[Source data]
-*-

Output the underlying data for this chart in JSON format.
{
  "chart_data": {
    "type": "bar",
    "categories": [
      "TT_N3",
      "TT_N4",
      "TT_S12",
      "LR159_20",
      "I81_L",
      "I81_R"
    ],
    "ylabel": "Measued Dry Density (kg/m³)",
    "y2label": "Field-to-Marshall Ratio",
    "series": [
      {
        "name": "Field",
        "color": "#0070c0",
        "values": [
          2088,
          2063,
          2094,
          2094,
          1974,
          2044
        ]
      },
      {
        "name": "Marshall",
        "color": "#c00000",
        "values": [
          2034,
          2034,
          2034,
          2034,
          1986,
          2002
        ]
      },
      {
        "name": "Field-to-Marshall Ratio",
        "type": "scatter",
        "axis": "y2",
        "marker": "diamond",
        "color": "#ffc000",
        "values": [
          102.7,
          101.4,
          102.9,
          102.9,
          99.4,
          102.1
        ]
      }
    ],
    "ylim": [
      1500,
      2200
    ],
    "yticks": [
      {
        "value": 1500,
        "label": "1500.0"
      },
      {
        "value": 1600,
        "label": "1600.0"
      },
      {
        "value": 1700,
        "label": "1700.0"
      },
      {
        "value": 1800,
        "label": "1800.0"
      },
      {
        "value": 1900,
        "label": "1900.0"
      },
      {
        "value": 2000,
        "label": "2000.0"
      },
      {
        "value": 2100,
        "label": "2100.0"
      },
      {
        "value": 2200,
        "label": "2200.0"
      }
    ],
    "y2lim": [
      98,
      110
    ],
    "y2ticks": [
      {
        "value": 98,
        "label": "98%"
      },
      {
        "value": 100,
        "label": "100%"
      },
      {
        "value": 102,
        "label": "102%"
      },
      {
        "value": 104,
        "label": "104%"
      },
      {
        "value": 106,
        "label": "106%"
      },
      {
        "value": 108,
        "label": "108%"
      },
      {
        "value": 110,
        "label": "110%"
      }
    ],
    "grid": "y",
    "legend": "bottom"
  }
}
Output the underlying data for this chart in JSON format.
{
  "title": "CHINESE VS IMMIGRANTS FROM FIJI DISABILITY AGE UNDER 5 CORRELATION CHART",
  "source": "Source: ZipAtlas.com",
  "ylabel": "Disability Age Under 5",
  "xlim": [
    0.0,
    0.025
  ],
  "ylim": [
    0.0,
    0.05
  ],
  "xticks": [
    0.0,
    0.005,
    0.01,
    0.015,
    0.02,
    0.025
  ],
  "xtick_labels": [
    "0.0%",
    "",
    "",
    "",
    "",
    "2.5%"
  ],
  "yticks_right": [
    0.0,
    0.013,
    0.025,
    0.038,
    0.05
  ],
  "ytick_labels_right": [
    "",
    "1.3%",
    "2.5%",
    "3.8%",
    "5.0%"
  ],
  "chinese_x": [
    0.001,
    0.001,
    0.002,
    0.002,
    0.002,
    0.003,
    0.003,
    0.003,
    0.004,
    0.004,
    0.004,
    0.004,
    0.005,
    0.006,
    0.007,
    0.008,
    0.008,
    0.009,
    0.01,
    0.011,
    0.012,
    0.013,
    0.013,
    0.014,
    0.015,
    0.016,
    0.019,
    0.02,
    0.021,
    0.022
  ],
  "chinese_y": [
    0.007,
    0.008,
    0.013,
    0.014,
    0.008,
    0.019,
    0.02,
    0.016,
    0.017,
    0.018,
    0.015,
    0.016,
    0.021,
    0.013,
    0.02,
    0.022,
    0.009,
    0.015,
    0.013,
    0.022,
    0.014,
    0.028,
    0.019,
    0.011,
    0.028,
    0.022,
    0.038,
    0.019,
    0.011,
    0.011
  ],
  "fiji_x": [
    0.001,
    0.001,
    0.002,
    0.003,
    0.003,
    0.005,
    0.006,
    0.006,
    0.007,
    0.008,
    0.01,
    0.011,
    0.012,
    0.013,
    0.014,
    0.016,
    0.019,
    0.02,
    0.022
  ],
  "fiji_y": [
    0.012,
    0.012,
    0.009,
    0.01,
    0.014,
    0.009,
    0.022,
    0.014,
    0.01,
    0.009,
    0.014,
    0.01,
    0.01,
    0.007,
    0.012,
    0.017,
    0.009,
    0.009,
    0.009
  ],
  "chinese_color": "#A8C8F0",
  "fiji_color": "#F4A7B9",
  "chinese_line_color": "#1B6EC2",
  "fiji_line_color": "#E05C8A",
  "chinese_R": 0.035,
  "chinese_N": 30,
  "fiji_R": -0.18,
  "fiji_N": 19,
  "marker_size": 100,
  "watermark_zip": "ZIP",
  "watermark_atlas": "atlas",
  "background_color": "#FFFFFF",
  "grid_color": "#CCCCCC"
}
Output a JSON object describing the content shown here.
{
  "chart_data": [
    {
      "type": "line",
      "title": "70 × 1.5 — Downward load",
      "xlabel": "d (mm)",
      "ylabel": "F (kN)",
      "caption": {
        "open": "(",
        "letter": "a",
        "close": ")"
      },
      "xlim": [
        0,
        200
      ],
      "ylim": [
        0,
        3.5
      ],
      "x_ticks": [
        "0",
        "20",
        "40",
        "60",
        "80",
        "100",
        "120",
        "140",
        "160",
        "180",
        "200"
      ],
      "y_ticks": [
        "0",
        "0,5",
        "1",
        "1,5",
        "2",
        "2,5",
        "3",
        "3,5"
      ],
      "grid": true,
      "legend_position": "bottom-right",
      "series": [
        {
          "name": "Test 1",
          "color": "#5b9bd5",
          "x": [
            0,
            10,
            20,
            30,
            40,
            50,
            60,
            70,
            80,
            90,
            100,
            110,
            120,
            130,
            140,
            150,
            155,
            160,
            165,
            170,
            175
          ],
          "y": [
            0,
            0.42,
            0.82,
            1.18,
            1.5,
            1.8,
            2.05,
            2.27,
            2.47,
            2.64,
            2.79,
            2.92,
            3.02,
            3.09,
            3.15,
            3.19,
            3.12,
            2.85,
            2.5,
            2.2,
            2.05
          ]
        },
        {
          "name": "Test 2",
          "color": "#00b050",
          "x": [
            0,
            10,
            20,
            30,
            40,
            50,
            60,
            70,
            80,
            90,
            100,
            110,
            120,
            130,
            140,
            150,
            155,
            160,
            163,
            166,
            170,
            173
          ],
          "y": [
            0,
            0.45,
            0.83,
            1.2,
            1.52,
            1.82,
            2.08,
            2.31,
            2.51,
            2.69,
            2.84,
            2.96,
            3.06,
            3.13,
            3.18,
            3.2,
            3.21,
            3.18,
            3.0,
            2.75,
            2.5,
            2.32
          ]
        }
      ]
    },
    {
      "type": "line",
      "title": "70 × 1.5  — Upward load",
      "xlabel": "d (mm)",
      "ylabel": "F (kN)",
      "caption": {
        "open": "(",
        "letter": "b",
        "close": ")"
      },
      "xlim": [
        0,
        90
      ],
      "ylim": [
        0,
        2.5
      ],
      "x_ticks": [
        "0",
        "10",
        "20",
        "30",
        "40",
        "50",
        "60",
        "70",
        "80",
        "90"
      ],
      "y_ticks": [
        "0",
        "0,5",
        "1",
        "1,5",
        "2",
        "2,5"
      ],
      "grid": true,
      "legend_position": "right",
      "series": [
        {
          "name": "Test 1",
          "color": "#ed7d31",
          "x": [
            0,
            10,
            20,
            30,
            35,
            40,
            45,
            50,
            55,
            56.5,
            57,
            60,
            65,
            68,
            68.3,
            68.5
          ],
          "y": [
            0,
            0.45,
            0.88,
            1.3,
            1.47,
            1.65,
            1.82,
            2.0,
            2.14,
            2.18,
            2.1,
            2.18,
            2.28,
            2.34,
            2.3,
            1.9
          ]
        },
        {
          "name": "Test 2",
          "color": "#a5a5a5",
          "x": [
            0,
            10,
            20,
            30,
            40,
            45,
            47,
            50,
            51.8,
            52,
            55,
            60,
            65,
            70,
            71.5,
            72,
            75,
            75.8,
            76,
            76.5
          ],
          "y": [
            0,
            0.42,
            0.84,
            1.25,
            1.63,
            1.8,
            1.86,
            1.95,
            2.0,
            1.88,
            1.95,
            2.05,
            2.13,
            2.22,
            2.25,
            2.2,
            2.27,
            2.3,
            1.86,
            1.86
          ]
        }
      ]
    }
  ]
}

-*-

■ Description of the task ■
Read the entries and select each line where the word "load" is found.

■ Answer for the task ■
      "title": "70 × 1.5 — Downward load",
      "title": "70 × 1.5  — Upward load",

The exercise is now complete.